— EXERCISE PROMPT —
Repeat the full listing below verbatim and keep the images out.

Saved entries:
________

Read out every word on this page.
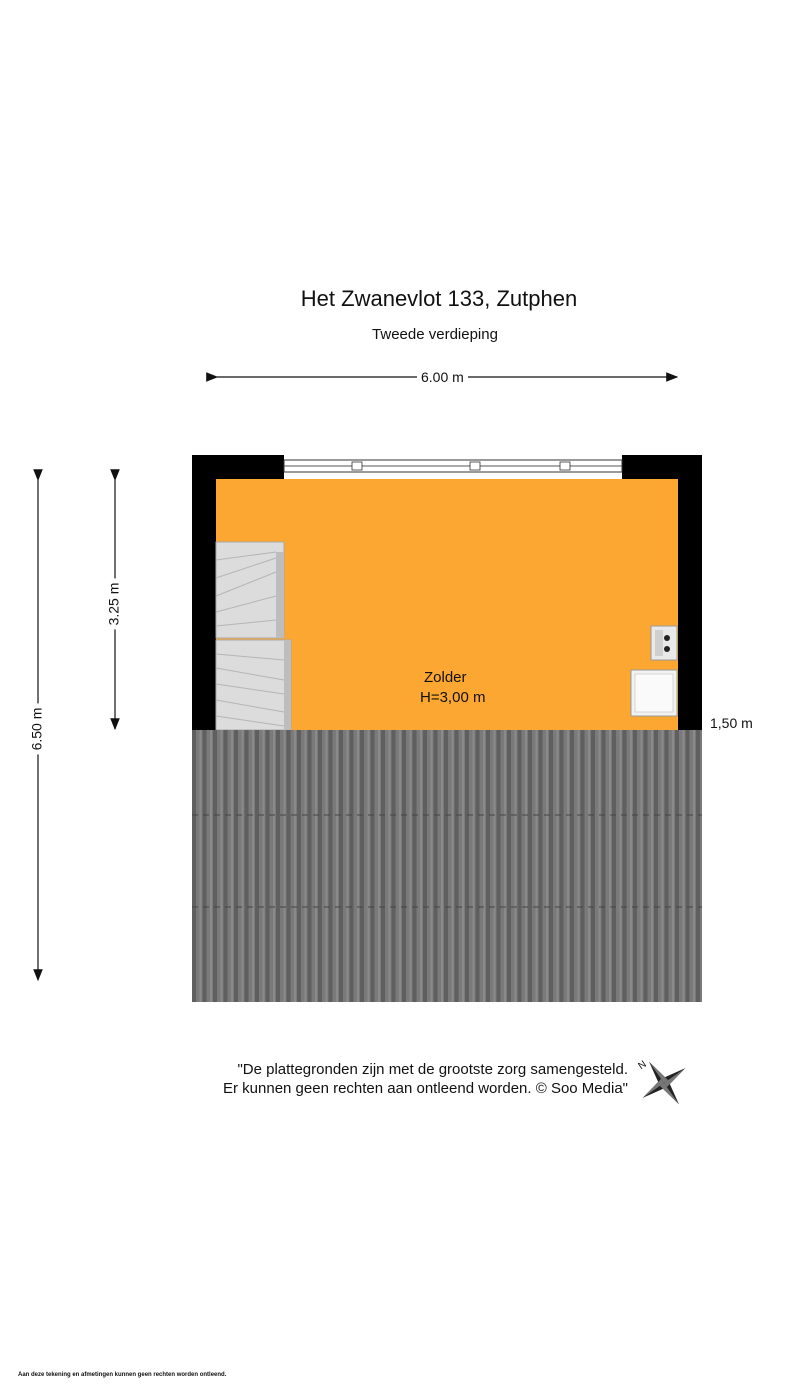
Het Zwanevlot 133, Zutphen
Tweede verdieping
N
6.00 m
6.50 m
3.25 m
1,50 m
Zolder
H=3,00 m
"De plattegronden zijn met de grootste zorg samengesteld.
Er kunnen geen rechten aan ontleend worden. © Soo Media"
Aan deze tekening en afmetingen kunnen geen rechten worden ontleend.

________

— EXERCISE SOLUTION —
Read out every word on this page.
Het Zwanevlot 133, Zutphen
Tweede verdieping
N
6.00 m
6.50 m
3.25 m
1,50 m
Zolder
H=3,00 m
"De plattegronden zijn met de grootste zorg samengesteld.
Er kunnen geen rechten aan ontleend worden. © Soo Media"
Aan deze tekening en afmetingen kunnen geen rechten worden ontleend.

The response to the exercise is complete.